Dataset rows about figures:
⟨

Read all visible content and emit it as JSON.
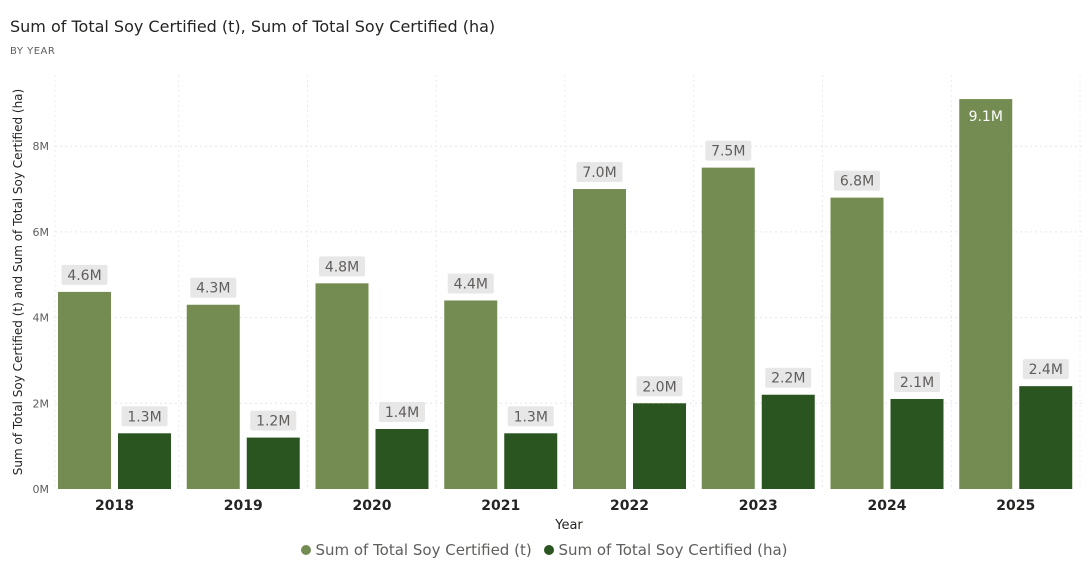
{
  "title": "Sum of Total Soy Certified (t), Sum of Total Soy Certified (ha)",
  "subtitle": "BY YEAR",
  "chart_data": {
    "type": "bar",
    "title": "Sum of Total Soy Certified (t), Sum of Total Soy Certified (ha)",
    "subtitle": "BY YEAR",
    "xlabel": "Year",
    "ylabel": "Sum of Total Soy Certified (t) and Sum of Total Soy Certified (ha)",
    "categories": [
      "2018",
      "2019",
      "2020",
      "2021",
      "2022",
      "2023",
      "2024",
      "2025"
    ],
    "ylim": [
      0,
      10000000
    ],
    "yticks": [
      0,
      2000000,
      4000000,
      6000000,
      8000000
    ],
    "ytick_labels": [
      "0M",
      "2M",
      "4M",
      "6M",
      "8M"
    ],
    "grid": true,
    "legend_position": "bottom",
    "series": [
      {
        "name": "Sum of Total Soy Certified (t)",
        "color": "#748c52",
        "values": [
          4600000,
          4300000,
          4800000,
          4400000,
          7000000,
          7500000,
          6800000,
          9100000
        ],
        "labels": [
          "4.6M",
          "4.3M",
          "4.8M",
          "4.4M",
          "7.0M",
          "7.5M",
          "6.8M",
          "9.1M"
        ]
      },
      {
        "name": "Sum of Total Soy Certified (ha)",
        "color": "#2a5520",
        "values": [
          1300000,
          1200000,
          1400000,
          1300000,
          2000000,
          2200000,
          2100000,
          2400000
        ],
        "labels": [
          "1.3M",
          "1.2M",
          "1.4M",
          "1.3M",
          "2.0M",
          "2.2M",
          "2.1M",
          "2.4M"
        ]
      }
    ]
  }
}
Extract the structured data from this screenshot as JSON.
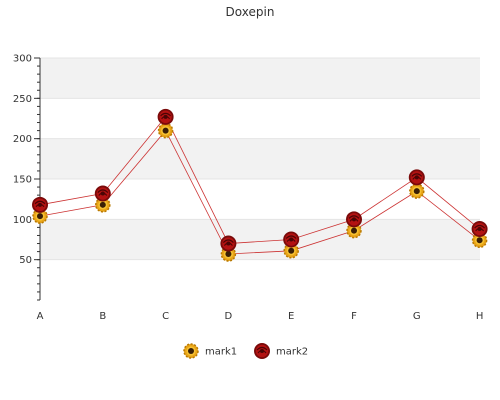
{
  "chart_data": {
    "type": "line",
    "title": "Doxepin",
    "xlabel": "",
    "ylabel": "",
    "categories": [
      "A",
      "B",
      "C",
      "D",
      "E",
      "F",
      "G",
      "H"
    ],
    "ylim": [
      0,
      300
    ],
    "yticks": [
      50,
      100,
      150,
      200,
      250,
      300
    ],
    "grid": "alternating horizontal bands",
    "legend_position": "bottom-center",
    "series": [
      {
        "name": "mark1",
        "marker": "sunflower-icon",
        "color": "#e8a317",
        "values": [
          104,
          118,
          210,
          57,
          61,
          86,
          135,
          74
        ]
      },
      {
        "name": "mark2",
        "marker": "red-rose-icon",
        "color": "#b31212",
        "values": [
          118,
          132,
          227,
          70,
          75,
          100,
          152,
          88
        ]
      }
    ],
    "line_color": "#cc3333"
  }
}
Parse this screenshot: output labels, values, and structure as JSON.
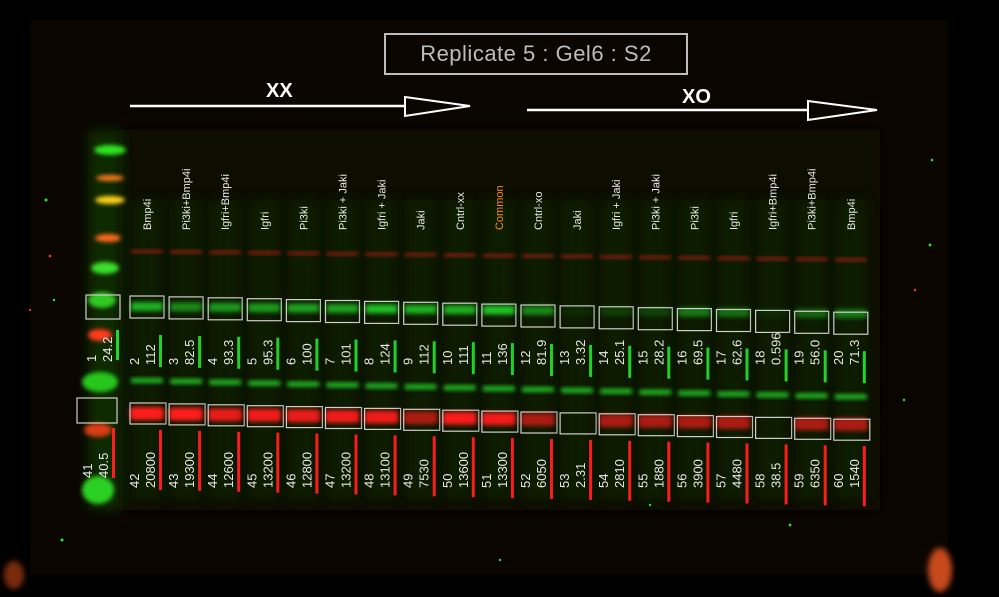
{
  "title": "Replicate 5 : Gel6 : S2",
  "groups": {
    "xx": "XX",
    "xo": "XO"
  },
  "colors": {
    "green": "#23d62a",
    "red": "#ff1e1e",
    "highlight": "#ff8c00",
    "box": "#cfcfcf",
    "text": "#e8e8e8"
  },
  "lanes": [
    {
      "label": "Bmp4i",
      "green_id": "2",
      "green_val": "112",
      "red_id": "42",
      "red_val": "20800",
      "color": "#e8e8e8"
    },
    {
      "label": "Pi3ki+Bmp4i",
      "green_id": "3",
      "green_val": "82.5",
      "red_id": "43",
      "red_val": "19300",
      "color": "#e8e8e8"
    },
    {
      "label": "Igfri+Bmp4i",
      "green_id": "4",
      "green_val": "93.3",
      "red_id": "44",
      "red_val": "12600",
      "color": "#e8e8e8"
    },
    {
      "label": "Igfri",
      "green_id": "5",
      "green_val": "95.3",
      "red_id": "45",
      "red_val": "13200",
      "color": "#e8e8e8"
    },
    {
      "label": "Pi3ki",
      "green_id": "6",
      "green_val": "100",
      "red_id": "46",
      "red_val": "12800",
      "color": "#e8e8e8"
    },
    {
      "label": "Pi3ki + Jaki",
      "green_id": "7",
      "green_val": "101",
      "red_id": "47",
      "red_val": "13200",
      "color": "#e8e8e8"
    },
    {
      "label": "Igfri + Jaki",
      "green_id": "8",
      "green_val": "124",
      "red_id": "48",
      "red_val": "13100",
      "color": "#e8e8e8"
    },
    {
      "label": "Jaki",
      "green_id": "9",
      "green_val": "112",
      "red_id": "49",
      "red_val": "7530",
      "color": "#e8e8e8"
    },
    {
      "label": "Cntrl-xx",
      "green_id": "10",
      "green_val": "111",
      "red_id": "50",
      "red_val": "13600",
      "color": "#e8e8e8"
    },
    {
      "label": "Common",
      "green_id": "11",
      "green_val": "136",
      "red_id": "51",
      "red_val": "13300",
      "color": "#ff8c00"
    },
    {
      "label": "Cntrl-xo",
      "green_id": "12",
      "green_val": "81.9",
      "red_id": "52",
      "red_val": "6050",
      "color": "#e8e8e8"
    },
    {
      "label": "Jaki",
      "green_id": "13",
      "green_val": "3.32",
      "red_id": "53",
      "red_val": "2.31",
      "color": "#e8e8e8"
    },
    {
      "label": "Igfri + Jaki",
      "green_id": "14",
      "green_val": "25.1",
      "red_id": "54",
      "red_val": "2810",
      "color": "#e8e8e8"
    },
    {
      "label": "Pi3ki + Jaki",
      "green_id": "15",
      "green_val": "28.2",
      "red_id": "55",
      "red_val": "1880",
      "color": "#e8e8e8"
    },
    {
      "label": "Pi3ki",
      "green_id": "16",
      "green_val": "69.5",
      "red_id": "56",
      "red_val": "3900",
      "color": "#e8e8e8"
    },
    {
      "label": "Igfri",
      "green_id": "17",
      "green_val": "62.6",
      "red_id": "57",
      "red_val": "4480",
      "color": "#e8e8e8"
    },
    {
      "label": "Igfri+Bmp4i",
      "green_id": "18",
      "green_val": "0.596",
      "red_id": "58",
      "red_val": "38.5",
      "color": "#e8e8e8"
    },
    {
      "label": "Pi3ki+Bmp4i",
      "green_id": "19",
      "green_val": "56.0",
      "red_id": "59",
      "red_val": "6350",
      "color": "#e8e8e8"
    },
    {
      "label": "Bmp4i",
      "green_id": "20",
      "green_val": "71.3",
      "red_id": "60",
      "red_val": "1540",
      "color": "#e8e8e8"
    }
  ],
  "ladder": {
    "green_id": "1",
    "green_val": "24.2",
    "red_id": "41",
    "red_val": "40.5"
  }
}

⟩

## The request
What is the number of lines that hold the string "grid"? Give it alone.

## Written solution
2